Written exercise: Copy out every line that contains "Cloud".

Stored records:
-.-.-

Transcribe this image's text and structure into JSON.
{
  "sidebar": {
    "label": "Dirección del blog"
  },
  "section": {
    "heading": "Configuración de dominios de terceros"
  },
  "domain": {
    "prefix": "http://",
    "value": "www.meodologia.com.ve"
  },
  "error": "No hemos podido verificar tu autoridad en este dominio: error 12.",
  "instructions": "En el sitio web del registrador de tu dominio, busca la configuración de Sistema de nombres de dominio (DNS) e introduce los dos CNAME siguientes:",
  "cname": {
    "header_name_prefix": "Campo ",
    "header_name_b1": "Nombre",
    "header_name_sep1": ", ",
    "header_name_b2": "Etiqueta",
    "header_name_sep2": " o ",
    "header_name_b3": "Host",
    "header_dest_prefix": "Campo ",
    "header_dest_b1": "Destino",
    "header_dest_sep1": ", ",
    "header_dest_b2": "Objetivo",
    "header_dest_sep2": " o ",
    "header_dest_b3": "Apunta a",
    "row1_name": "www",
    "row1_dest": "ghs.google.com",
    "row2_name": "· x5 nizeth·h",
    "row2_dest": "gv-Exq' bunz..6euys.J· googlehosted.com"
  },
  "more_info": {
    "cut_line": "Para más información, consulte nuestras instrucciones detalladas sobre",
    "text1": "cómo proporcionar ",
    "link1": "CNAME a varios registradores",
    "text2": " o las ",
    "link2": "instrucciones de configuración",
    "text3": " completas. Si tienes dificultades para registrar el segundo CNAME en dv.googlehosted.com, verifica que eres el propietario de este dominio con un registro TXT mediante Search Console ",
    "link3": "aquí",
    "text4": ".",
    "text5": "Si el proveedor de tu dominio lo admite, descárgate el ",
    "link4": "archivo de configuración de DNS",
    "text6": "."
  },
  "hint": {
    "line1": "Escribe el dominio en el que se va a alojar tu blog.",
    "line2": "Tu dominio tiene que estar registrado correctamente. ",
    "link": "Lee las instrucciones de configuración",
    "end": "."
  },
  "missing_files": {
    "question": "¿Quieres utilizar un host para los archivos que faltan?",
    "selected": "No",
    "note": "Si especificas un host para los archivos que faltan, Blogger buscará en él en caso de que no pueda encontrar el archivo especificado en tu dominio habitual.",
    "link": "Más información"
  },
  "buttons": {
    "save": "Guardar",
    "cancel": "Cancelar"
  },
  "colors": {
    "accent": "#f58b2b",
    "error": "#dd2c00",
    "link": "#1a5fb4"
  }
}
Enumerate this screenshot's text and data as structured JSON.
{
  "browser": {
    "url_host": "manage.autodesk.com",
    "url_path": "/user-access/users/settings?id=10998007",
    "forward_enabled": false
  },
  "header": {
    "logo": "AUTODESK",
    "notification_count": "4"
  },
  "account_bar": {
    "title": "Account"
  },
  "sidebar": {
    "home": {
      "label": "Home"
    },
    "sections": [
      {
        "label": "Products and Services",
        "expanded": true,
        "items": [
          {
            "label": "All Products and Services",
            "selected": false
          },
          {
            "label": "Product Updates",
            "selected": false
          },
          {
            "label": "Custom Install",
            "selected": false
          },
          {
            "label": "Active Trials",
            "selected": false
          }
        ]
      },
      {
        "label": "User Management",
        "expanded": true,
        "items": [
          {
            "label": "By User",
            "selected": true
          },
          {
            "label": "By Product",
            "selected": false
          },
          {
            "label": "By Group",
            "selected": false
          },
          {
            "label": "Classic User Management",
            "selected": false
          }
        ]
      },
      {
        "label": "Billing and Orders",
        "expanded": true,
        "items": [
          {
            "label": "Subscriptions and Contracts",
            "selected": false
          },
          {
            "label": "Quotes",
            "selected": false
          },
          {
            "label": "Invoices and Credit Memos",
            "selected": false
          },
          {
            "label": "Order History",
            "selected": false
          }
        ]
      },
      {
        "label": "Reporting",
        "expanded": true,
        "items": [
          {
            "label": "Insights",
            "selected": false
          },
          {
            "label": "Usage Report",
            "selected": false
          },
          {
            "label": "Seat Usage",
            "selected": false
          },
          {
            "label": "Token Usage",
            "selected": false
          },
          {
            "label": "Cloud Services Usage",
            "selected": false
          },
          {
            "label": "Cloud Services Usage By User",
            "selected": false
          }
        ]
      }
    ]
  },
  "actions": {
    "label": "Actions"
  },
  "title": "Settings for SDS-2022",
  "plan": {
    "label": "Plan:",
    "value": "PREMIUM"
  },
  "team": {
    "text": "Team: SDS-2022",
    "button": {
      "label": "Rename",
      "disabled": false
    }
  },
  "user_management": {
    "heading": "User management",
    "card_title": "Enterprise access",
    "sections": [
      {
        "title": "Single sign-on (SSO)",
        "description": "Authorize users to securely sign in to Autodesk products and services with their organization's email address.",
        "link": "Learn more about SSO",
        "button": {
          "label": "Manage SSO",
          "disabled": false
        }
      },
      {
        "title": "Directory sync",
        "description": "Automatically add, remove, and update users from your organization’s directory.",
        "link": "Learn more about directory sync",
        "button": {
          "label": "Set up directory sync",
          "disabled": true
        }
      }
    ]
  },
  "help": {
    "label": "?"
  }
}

-.-.-

In response:
            "label": "Cloud Services Usage",
            "label": "Cloud Services Usage By User",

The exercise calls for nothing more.